■ Requirements
Every line of the records below should be restated exactly.
====== Entries supplied ======
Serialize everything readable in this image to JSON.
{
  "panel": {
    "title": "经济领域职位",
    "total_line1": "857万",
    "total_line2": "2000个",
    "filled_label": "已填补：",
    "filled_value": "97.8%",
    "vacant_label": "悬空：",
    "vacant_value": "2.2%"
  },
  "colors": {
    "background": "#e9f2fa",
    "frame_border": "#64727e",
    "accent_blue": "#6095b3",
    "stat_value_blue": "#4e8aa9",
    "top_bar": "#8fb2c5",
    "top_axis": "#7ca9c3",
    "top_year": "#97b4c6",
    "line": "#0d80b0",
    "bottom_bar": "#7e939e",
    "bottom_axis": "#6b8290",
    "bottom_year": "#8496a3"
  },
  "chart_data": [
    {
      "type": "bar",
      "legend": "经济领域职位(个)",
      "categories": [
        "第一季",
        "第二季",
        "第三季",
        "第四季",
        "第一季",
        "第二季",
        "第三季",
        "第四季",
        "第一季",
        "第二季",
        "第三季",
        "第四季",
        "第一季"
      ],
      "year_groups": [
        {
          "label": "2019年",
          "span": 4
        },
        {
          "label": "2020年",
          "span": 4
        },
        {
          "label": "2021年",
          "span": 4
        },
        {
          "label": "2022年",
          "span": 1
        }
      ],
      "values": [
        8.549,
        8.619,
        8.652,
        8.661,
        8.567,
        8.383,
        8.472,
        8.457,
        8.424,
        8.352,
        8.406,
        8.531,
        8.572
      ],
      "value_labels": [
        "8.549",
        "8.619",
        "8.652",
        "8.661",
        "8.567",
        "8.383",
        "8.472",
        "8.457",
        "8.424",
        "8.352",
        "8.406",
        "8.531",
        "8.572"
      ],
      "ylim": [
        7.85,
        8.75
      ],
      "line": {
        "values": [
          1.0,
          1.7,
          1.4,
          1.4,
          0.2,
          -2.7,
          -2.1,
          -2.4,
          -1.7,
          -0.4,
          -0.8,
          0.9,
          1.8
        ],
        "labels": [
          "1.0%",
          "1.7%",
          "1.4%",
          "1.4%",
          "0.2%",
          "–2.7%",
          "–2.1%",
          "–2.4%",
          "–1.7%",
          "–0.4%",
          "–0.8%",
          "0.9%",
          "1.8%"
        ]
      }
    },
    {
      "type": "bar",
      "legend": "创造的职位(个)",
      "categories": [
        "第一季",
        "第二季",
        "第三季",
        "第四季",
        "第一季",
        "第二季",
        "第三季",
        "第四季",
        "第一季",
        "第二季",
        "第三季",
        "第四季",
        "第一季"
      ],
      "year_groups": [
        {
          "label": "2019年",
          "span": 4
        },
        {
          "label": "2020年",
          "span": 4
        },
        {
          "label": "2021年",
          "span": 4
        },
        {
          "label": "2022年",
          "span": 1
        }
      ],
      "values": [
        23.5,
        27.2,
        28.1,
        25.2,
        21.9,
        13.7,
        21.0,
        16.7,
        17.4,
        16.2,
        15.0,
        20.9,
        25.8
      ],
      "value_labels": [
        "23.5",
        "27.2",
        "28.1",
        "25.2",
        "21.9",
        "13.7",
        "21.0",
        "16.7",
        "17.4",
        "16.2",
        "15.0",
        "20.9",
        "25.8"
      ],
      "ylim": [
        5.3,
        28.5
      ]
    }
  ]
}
======
■ Answer below
Serialize everything readable in this image to JSON.
{
  "panel": {
    "title": "经济领域职位",
    "total_line1": "857万",
    "total_line2": "2000个",
    "filled_label": "已填补：",
    "filled_value": "97.8%",
    "vacant_label": "悬空：",
    "vacant_value": "2.2%"
  },
  "colors": {
    "background": "#e9f2fa",
    "frame_border": "#64727e",
    "accent_blue": "#6095b3",
    "stat_value_blue": "#4e8aa9",
    "top_bar": "#8fb2c5",
    "top_axis": "#7ca9c3",
    "top_year": "#97b4c6",
    "line": "#0d80b0",
    "bottom_bar": "#7e939e",
    "bottom_axis": "#6b8290",
    "bottom_year": "#8496a3"
  },
  "chart_data": [
    {
      "type": "bar",
      "legend": "经济领域职位(个)",
      "categories": [
        "第一季",
        "第二季",
        "第三季",
        "第四季",
        "第一季",
        "第二季",
        "第三季",
        "第四季",
        "第一季",
        "第二季",
        "第三季",
        "第四季",
        "第一季"
      ],
      "year_groups": [
        {
          "label": "2019年",
          "span": 4
        },
        {
          "label": "2020年",
          "span": 4
        },
        {
          "label": "2021年",
          "span": 4
        },
        {
          "label": "2022年",
          "span": 1
        }
      ],
      "values": [
        8.549,
        8.619,
        8.652,
        8.661,
        8.567,
        8.383,
        8.472,
        8.457,
        8.424,
        8.352,
        8.406,
        8.531,
        8.572
      ],
      "value_labels": [
        "8.549",
        "8.619",
        "8.652",
        "8.661",
        "8.567",
        "8.383",
        "8.472",
        "8.457",
        "8.424",
        "8.352",
        "8.406",
        "8.531",
        "8.572"
      ],
      "ylim": [
        7.85,
        8.75
      ],
      "line": {
        "values": [
          1.0,
          1.7,
          1.4,
          1.4,
          0.2,
          -2.7,
          -2.1,
          -2.4,
          -1.7,
          -0.4,
          -0.8,
          0.9,
          1.8
        ],
        "labels": [
          "1.0%",
          "1.7%",
          "1.4%",
          "1.4%",
          "0.2%",
          "–2.7%",
          "–2.1%",
          "–2.4%",
          "–1.7%",
          "–0.4%",
          "–0.8%",
          "0.9%",
          "1.8%"
        ]
      }
    },
    {
      "type": "bar",
      "legend": "创造的职位(个)",
      "categories": [
        "第一季",
        "第二季",
        "第三季",
        "第四季",
        "第一季",
        "第二季",
        "第三季",
        "第四季",
        "第一季",
        "第二季",
        "第三季",
        "第四季",
        "第一季"
      ],
      "year_groups": [
        {
          "label": "2019年",
          "span": 4
        },
        {
          "label": "2020年",
          "span": 4
        },
        {
          "label": "2021年",
          "span": 4
        },
        {
          "label": "2022年",
          "span": 1
        }
      ],
      "values": [
        23.5,
        27.2,
        28.1,
        25.2,
        21.9,
        13.7,
        21.0,
        16.7,
        17.4,
        16.2,
        15.0,
        20.9,
        25.8
      ],
      "value_labels": [
        "23.5",
        "27.2",
        "28.1",
        "25.2",
        "21.9",
        "13.7",
        "21.0",
        "16.7",
        "17.4",
        "16.2",
        "15.0",
        "20.9",
        "25.8"
      ],
      "ylim": [
        5.3,
        28.5
      ]
    }
  ]
}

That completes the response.